*THE REQUEST*
Emit the entire listing verbatim.

- - - - -

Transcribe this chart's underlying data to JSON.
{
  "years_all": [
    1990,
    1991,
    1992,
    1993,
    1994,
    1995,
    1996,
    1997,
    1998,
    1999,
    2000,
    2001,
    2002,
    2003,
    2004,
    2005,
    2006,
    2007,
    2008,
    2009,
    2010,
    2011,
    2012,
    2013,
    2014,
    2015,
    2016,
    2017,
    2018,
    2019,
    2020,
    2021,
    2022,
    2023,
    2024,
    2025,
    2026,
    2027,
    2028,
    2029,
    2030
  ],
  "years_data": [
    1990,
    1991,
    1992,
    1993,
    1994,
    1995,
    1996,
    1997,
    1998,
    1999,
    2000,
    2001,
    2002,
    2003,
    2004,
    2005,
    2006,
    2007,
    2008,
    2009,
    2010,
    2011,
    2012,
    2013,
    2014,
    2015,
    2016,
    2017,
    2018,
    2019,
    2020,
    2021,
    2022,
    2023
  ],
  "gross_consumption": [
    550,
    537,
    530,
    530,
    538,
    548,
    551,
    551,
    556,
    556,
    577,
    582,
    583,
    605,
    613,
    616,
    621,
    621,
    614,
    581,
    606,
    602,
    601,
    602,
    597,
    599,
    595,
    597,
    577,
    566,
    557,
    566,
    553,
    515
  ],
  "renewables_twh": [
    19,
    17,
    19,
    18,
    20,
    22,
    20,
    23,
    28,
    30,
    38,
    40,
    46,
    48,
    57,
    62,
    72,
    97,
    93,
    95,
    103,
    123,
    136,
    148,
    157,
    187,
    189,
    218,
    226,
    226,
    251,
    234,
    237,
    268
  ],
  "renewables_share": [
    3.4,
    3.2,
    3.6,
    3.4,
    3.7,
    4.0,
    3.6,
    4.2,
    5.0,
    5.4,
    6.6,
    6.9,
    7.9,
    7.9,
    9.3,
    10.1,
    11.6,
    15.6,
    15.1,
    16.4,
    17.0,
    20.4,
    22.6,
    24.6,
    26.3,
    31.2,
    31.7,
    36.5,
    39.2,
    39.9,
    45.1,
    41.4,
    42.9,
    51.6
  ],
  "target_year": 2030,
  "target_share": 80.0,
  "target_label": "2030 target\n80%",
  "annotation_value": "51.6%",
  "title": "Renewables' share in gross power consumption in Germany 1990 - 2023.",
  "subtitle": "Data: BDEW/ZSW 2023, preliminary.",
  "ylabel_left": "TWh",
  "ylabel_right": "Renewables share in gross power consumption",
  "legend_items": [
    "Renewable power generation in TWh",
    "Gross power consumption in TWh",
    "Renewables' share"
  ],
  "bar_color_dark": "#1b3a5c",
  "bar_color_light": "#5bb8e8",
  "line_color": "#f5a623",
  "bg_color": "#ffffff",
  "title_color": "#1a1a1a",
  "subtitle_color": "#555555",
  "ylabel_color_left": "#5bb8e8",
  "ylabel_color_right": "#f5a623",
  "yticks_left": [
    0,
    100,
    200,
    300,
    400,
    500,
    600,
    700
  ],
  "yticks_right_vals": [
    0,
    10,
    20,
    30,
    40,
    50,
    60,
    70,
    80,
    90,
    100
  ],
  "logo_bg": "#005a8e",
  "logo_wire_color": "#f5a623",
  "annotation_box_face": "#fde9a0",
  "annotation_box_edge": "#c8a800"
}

- - - - -

*ANSWER TO THE PROBLEM*
Transcribe this chart's underlying data to JSON.
{
  "years_all": [
    1990,
    1991,
    1992,
    1993,
    1994,
    1995,
    1996,
    1997,
    1998,
    1999,
    2000,
    2001,
    2002,
    2003,
    2004,
    2005,
    2006,
    2007,
    2008,
    2009,
    2010,
    2011,
    2012,
    2013,
    2014,
    2015,
    2016,
    2017,
    2018,
    2019,
    2020,
    2021,
    2022,
    2023,
    2024,
    2025,
    2026,
    2027,
    2028,
    2029,
    2030
  ],
  "years_data": [
    1990,
    1991,
    1992,
    1993,
    1994,
    1995,
    1996,
    1997,
    1998,
    1999,
    2000,
    2001,
    2002,
    2003,
    2004,
    2005,
    2006,
    2007,
    2008,
    2009,
    2010,
    2011,
    2012,
    2013,
    2014,
    2015,
    2016,
    2017,
    2018,
    2019,
    2020,
    2021,
    2022,
    2023
  ],
  "gross_consumption": [
    550,
    537,
    530,
    530,
    538,
    548,
    551,
    551,
    556,
    556,
    577,
    582,
    583,
    605,
    613,
    616,
    621,
    621,
    614,
    581,
    606,
    602,
    601,
    602,
    597,
    599,
    595,
    597,
    577,
    566,
    557,
    566,
    553,
    515
  ],
  "renewables_twh": [
    19,
    17,
    19,
    18,
    20,
    22,
    20,
    23,
    28,
    30,
    38,
    40,
    46,
    48,
    57,
    62,
    72,
    97,
    93,
    95,
    103,
    123,
    136,
    148,
    157,
    187,
    189,
    218,
    226,
    226,
    251,
    234,
    237,
    268
  ],
  "renewables_share": [
    3.4,
    3.2,
    3.6,
    3.4,
    3.7,
    4.0,
    3.6,
    4.2,
    5.0,
    5.4,
    6.6,
    6.9,
    7.9,
    7.9,
    9.3,
    10.1,
    11.6,
    15.6,
    15.1,
    16.4,
    17.0,
    20.4,
    22.6,
    24.6,
    26.3,
    31.2,
    31.7,
    36.5,
    39.2,
    39.9,
    45.1,
    41.4,
    42.9,
    51.6
  ],
  "target_year": 2030,
  "target_share": 80.0,
  "target_label": "2030 target\n80%",
  "annotation_value": "51.6%",
  "title": "Renewables' share in gross power consumption in Germany 1990 - 2023.",
  "subtitle": "Data: BDEW/ZSW 2023, preliminary.",
  "ylabel_left": "TWh",
  "ylabel_right": "Renewables share in gross power consumption",
  "legend_items": [
    "Renewable power generation in TWh",
    "Gross power consumption in TWh",
    "Renewables' share"
  ],
  "bar_color_dark": "#1b3a5c",
  "bar_color_light": "#5bb8e8",
  "line_color": "#f5a623",
  "bg_color": "#ffffff",
  "title_color": "#1a1a1a",
  "subtitle_color": "#555555",
  "ylabel_color_left": "#5bb8e8",
  "ylabel_color_right": "#f5a623",
  "yticks_left": [
    0,
    100,
    200,
    300,
    400,
    500,
    600,
    700
  ],
  "yticks_right_vals": [
    0,
    10,
    20,
    30,
    40,
    50,
    60,
    70,
    80,
    90,
    100
  ],
  "logo_bg": "#005a8e",
  "logo_wire_color": "#f5a623",
  "annotation_box_face": "#fde9a0",
  "annotation_box_edge": "#c8a800"
}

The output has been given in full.